__TASK STATEMENT__: Read the listing and extract each line that includes the word "there".
— START OF RAW DATA —
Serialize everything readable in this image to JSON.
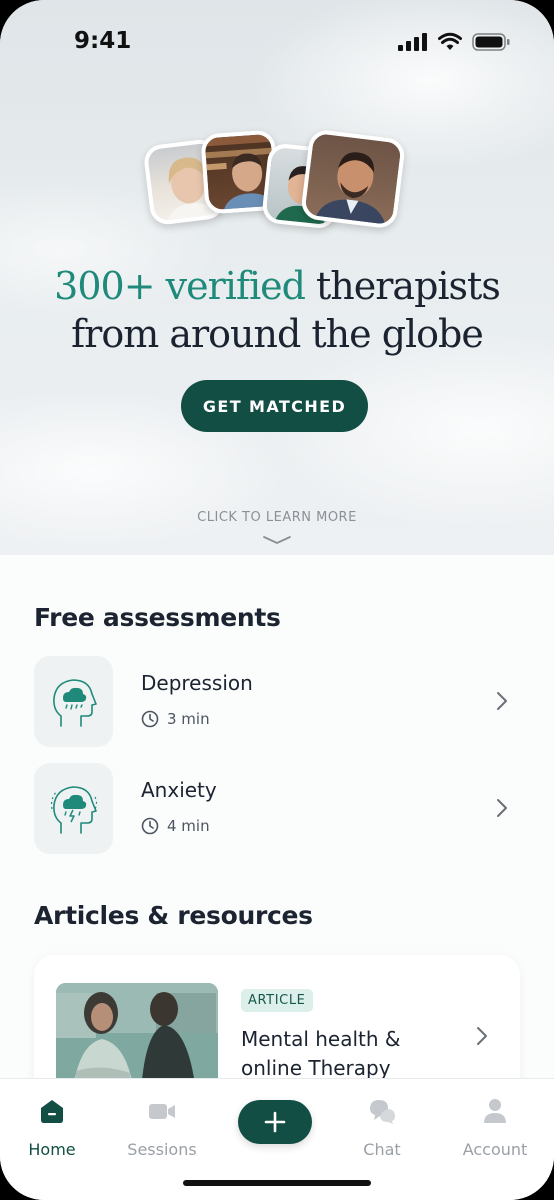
{
  "status_bar": {
    "time": "9:41"
  },
  "hero": {
    "headline_accent": "300+ verified",
    "headline_line1_rest": " therapists",
    "headline_line2": "from around the globe",
    "cta_label": "GET MATCHED",
    "learn_more": "CLICK TO LEARN MORE"
  },
  "assessments": {
    "title": "Free assessments",
    "items": [
      {
        "title": "Depression",
        "duration": "3 min"
      },
      {
        "title": "Anxiety",
        "duration": "4 min"
      }
    ]
  },
  "articles": {
    "title": "Articles & resources",
    "items": [
      {
        "badge": "ARTICLE",
        "title": "Mental health & online Therapy"
      }
    ]
  },
  "tabbar": {
    "items": [
      {
        "label": "Home",
        "icon": "home-icon",
        "active": true
      },
      {
        "label": "Sessions",
        "icon": "video-icon"
      },
      {
        "label": "",
        "icon": "plus-icon"
      },
      {
        "label": "Chat",
        "icon": "chat-icon"
      },
      {
        "label": "Account",
        "icon": "person-icon"
      }
    ]
  },
  "colors": {
    "brand": "#124e43",
    "accent": "#1f8a7a",
    "badge_bg": "#dcefea"
  }
}
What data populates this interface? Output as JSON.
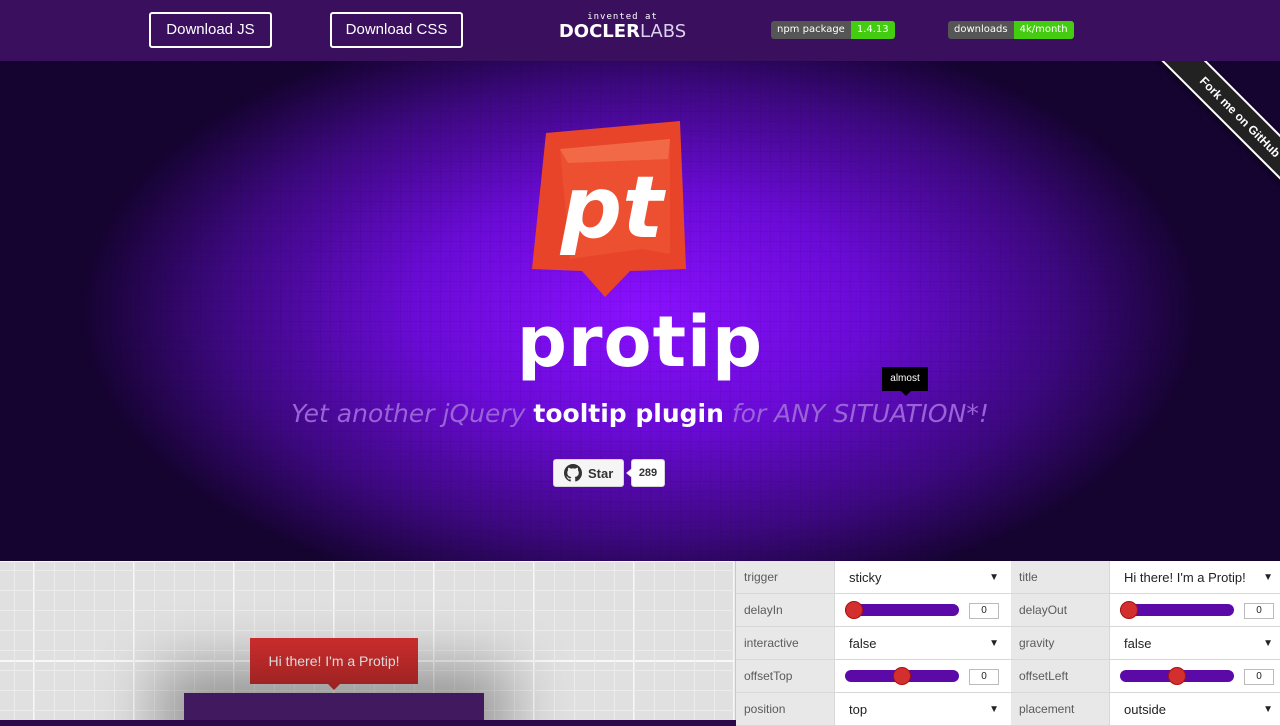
{
  "header": {
    "download_js": "Download JS",
    "download_css": "Download CSS",
    "logo_small": "invented at",
    "logo_main": "DOCLER",
    "logo_labs": "LABS",
    "npm_badge": {
      "label": "npm package",
      "value": "1.4.13"
    },
    "downloads_badge": {
      "label": "downloads",
      "value": "4k/month"
    }
  },
  "hero": {
    "title": "protip",
    "logo_letters": "pt",
    "tagline_pre": "Yet another jQuery ",
    "tagline_bold": "tooltip plugin",
    "tagline_post": " for ANY SITUATION*!",
    "almost_tip": "almost",
    "star_label": "Star",
    "star_count": "289",
    "fork_ribbon": "Fork me on GitHub"
  },
  "demo": {
    "tooltip_text": "Hi there! I'm a Protip!"
  },
  "controls": {
    "trigger": {
      "label": "trigger",
      "value": "sticky"
    },
    "title": {
      "label": "title",
      "value": "Hi there! I'm a Protip!"
    },
    "delayIn": {
      "label": "delayIn",
      "value": "0",
      "level": 0
    },
    "delayOut": {
      "label": "delayOut",
      "value": "0",
      "level": 0
    },
    "interactive": {
      "label": "interactive",
      "value": "false"
    },
    "gravity": {
      "label": "gravity",
      "value": "false"
    },
    "offsetTop": {
      "label": "offsetTop",
      "value": "0",
      "level": 0.5
    },
    "offsetLeft": {
      "label": "offsetLeft",
      "value": "0",
      "level": 0.5
    },
    "position": {
      "label": "position",
      "value": "top"
    },
    "placement": {
      "label": "placement",
      "value": "outside"
    }
  },
  "colors": {
    "accent": "#8a10ff",
    "tooltip_red": "#d32f2f",
    "slider_track": "#5b0aa8",
    "logo_orange": "#e8442a"
  }
}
— END OF RAW DATA —
__EXERCISE SOLUTION__:
    "tooltip_text": "Hi there! I'm a Protip!"
      "value": "Hi there! I'm a Protip!"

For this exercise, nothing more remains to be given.